Extract provided
[Start]

By now, you may have heard the Washington Wizards in the mid- to late-2000s had an interesting mix of personalities in the locker room. The most high-profile incidents involved Gilbert Arenas, but he was just one of many players they had who were strong-willed and enigmatic, each in their own way.
Talk to those who were in the organization those days and they will tell you, nobody could connect with everyone - from players to coaches to the front office - quite like Wes Unseld Jr. could.
When general manager Tommy Sheppard embarked on a search for the Wizards' next head coach in mid-June, he said he wanted a strong communicator. In Unseld Jr., he has one who holds a long track record of relating to players and being able to get a message across, whatever that message needs to be.
That was a necessary trait during Unseld Jr.'s early coaching days in Washington, where he served as an assistant from 2005 to 2011. Brendan Haywood was on the Wizards when Unseld Jr. joined the coaching staff after serving in the front office.
"The thing I liked about Wes is he's even-keeled. Never got too high, never got too low. Very good guy. Got along with all the players and that was unique at that time because in that locker room, some guys were vibing with the coaching staff and some guys weren't. Wes was the guy that got along with everybody no matter what," Haywood recalled.
"You've gotta be able to communicate and I think that's going to be a strongpoint for Wes. He's going to be able to talk to Bradley Beal, he's going to be able to talk to Russell Westbrook. This is a guy who had to talk to Gilbert Arenas and, you know, Gilbert could be nuts sometimes. He just understands how to communicate and Wes is never going to B.S. you. Players can smell that."
Jared Jeffries played for Unseld Jr. in Washington and then served in the front office in Denver while Unseld Jr. was the associate head coach under Michael Malone. They became good friends over the years, as they are close in age and found common ground telling stories about their fathers.

[End]

Problem 1
Extract the portion of the Wes Unseld Jr. article from "When general manager" to "needs to be.".
Problem 2
According to the article about Wes Unseld Jr., in which years was he an assistant coach in Washington?
Rely only on the article about Wes Unseld Jr.

Data supplied
[Start]

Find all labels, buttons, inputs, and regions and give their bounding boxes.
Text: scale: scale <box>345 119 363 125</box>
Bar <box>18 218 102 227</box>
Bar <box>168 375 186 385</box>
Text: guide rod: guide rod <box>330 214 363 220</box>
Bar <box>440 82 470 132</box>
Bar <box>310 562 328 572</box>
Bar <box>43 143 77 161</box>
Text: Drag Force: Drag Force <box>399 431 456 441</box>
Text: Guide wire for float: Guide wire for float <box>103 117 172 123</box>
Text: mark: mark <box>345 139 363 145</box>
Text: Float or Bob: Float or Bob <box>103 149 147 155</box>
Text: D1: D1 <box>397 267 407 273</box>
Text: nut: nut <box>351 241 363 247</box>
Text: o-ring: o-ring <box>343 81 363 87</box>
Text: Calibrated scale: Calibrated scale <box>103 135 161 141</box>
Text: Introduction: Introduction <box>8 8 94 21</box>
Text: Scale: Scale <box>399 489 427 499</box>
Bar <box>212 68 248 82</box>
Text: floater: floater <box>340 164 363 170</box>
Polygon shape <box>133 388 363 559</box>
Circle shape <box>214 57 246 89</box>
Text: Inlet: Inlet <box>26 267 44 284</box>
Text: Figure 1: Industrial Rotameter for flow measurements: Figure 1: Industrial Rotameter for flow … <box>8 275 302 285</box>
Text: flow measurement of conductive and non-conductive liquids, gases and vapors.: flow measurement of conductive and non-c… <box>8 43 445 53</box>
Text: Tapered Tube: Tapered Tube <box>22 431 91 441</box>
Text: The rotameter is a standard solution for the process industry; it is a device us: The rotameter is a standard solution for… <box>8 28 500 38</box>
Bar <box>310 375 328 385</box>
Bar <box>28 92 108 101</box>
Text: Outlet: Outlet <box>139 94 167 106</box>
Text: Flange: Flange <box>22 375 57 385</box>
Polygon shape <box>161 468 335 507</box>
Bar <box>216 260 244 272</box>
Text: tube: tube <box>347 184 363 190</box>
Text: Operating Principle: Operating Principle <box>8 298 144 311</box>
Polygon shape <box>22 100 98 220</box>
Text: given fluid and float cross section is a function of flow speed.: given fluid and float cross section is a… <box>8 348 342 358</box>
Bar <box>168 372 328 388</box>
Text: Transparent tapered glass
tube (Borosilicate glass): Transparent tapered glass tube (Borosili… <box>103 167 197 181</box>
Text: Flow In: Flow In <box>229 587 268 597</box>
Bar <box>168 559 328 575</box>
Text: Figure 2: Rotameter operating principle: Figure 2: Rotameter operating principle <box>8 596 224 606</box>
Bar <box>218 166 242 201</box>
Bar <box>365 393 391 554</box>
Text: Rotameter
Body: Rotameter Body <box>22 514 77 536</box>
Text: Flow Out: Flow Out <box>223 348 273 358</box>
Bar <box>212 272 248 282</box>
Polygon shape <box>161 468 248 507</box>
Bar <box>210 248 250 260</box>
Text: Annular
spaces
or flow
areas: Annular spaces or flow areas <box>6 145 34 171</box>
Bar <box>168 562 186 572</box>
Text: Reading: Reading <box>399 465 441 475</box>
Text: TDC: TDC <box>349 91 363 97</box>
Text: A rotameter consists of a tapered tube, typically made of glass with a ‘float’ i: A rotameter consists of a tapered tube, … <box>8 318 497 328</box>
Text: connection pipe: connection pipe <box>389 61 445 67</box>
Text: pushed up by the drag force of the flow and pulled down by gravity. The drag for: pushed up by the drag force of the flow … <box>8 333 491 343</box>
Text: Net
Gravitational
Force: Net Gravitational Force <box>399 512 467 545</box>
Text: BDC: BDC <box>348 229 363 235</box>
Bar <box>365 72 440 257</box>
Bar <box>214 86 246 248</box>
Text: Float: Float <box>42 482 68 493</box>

[End]
[Start]

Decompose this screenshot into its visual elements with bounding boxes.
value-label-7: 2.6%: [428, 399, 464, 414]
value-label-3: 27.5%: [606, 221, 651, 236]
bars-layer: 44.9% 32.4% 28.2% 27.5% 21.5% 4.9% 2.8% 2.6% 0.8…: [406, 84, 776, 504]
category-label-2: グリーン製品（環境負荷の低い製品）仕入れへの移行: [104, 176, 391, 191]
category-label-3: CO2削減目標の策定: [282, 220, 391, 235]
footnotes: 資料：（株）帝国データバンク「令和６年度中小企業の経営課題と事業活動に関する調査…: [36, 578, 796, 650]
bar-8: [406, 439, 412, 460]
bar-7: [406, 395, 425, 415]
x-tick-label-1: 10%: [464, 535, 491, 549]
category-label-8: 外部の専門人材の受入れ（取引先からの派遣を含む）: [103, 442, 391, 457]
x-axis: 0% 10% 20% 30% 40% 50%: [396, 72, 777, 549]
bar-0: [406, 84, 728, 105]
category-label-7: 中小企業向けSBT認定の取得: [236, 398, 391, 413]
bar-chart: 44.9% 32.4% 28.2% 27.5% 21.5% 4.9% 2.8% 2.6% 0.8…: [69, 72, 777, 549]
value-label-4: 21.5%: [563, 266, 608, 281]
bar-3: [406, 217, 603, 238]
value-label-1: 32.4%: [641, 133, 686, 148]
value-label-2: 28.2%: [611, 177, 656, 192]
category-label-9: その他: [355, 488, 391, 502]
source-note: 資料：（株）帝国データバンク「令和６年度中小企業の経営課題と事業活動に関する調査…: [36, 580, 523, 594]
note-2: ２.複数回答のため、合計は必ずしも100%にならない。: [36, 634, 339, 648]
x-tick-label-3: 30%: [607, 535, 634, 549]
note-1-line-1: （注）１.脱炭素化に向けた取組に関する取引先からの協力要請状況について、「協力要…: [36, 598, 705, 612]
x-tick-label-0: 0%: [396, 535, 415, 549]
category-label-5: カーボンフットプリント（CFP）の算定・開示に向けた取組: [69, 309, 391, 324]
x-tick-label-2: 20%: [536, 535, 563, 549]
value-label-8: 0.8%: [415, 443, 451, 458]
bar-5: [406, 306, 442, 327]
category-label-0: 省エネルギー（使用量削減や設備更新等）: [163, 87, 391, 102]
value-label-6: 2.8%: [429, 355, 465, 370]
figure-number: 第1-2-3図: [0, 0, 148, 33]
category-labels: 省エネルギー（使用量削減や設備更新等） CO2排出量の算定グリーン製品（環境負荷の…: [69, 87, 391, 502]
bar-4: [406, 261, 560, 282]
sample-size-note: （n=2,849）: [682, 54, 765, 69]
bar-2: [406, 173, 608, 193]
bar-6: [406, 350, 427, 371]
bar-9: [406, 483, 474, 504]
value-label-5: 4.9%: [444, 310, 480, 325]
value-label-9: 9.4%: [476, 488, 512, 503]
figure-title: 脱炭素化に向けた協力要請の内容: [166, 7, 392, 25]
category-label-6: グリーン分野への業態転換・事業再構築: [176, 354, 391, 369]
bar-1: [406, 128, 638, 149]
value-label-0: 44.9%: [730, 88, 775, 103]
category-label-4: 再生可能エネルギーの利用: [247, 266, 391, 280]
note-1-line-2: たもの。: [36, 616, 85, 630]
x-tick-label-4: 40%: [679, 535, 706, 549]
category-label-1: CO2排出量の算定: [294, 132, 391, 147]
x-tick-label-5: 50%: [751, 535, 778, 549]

[End]

Exercise answer 1
When general manager Tommy Sheppard embarked on a search for the Wizards' next head coach in mid-June, he said he wanted a strong communicator. In Unseld Jr., he has one who holds a long track record of relating to players and being able to get a message across, whatever that message needs to be.

Exercise answer 2
From 2005 to 2011.